▸ **Required task**: Locate each line of the material that contains "phone", then return it.

▸ **Records for the task**:
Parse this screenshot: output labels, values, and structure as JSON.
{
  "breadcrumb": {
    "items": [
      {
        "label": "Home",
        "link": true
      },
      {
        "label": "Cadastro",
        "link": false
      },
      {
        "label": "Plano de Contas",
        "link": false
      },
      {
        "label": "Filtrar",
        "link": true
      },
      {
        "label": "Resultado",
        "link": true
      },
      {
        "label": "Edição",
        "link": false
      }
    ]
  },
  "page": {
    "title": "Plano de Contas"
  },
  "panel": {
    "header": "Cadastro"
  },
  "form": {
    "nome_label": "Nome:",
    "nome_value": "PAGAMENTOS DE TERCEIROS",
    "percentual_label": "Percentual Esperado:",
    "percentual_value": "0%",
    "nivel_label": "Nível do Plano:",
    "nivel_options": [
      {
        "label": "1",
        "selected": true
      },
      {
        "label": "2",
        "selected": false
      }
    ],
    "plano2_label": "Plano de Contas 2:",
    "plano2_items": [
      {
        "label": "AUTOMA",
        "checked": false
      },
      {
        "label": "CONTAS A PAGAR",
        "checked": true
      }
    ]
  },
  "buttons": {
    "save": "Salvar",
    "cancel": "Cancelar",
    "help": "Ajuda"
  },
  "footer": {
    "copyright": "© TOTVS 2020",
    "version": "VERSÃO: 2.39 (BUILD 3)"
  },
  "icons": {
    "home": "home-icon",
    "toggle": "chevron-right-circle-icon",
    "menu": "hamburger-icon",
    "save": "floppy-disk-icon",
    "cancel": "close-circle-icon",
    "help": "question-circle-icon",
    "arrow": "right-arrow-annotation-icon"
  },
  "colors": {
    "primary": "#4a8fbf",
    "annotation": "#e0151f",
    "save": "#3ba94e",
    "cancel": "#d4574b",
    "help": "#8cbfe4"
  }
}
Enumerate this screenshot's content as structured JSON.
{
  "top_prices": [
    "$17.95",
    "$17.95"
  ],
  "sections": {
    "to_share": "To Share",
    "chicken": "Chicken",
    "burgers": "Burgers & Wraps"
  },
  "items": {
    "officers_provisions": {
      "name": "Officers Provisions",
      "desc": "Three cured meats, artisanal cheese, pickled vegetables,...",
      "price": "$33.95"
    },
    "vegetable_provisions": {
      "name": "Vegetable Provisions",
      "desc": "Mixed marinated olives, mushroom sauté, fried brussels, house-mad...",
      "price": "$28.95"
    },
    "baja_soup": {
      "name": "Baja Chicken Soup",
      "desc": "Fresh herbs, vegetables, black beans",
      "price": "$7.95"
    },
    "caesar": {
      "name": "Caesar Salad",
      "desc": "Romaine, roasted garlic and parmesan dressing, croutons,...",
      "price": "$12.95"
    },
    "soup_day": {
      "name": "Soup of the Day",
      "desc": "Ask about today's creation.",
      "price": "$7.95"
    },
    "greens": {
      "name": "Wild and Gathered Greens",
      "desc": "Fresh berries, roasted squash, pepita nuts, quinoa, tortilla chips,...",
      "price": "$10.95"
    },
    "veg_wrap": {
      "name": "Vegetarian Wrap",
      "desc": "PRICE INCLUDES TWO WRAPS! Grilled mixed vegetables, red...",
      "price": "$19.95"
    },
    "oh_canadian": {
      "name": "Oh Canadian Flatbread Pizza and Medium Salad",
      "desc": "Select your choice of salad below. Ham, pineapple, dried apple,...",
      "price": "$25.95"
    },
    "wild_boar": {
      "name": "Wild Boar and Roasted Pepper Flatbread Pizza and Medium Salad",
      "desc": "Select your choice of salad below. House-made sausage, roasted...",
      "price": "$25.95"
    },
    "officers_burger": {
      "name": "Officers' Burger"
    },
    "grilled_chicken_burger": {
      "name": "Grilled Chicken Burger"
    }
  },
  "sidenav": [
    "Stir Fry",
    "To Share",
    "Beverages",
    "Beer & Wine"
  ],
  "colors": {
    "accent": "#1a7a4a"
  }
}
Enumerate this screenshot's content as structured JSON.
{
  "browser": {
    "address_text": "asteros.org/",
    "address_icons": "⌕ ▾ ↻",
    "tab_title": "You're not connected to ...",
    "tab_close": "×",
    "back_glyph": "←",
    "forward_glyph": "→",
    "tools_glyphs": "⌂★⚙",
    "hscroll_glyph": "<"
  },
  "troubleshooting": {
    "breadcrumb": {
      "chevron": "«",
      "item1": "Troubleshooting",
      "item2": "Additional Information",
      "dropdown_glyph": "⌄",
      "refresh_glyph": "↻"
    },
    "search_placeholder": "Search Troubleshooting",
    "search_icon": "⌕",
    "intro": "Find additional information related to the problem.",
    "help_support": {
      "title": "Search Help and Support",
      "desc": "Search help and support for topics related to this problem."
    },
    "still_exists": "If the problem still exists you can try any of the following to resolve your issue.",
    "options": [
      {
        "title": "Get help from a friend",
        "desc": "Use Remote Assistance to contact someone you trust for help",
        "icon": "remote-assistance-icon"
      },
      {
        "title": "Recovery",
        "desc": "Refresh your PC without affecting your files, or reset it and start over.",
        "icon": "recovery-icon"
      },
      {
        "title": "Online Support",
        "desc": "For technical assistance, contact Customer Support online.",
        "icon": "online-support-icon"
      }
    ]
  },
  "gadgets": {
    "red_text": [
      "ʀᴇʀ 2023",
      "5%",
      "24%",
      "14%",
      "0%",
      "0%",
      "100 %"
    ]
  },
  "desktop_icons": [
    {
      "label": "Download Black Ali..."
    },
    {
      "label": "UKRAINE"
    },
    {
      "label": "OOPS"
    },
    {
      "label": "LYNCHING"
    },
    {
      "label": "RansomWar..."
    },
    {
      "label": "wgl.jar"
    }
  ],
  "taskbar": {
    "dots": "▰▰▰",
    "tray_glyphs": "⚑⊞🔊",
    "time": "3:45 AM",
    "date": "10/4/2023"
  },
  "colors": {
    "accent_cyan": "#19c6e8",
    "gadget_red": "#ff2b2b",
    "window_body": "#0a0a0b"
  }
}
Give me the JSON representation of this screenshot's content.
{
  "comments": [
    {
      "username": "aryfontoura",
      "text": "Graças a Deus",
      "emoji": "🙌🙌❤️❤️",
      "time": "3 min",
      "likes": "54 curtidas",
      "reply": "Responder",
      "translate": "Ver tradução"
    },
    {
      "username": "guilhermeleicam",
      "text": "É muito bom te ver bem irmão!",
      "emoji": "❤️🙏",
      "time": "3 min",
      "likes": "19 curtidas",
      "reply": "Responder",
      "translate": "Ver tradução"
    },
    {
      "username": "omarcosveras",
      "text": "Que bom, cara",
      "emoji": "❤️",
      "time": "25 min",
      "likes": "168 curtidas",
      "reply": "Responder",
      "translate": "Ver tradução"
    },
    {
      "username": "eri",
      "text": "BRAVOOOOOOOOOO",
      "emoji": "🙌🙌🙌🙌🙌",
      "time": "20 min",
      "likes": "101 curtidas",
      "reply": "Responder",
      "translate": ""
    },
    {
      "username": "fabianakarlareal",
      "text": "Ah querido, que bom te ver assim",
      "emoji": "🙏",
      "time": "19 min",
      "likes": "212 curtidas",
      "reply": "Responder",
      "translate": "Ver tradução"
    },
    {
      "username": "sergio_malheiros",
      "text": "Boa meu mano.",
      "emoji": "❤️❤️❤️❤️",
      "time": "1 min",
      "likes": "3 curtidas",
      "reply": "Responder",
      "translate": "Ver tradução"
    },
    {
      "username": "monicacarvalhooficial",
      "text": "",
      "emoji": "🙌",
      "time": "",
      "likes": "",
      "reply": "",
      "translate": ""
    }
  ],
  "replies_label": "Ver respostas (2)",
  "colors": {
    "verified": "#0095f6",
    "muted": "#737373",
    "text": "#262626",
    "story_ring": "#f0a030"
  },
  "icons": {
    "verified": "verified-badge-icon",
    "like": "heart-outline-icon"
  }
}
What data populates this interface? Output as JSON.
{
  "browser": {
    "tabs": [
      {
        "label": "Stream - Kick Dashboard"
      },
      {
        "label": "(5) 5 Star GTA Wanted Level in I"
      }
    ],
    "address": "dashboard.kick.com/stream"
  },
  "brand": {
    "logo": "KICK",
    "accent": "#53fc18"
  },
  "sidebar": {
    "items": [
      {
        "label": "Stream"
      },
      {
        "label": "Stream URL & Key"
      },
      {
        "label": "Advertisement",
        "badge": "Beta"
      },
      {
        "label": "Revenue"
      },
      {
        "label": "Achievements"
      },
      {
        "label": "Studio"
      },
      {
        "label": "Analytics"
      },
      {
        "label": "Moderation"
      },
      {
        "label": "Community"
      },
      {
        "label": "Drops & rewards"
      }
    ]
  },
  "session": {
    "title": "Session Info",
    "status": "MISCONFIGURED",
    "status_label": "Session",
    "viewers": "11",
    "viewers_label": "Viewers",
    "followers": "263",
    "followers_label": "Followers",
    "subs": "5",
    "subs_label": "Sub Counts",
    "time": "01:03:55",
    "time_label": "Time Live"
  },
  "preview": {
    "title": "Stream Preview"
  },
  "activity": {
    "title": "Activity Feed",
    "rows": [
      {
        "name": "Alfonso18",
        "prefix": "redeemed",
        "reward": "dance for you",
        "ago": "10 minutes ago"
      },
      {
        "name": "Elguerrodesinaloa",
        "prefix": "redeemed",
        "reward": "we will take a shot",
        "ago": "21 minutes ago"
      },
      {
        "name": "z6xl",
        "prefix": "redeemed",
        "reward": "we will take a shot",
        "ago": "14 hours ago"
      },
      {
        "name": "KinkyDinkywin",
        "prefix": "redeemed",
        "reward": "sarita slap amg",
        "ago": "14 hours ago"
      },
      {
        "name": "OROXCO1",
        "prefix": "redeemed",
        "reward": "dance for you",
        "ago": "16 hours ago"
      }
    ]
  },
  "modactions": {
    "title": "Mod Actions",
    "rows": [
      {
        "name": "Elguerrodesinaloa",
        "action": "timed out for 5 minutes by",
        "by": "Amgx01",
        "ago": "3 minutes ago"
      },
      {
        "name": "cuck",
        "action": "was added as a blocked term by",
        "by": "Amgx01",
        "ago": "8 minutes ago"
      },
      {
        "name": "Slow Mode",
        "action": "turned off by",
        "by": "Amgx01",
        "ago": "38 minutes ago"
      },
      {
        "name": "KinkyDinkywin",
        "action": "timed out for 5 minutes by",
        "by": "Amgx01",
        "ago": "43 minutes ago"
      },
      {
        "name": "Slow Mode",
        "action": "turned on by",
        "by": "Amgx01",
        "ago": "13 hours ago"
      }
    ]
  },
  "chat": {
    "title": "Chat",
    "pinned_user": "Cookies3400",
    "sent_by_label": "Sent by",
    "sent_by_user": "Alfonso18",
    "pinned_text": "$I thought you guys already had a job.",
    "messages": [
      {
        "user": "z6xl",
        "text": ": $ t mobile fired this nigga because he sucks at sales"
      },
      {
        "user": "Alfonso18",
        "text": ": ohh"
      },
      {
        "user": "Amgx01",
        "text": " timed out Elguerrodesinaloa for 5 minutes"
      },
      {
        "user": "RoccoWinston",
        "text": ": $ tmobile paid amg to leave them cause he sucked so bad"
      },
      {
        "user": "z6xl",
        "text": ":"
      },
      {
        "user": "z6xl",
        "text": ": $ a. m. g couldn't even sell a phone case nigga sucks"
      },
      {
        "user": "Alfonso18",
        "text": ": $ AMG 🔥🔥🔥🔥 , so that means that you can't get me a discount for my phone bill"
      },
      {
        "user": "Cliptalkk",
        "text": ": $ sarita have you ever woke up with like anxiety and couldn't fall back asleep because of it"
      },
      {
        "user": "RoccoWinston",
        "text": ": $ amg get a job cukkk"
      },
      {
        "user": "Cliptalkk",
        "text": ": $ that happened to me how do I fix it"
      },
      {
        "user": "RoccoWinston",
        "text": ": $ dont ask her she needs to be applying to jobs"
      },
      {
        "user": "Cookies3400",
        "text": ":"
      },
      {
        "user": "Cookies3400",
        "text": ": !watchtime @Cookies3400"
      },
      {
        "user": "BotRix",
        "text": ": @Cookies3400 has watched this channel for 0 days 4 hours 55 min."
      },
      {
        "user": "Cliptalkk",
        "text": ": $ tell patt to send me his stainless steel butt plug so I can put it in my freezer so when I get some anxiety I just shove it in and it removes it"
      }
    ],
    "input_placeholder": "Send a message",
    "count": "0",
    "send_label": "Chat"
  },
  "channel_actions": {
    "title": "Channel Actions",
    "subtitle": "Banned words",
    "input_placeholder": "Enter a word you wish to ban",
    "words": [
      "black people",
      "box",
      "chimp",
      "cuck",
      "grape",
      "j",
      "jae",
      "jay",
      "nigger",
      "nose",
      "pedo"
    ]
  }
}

▸ **Answer for the task**:
        "text": ": $ a. m. g couldn't even sell a phone case nigga sucks"
        "text": ": $ AMG 🔥🔥🔥🔥 , so that means that you can't get me a discount for my phone bill"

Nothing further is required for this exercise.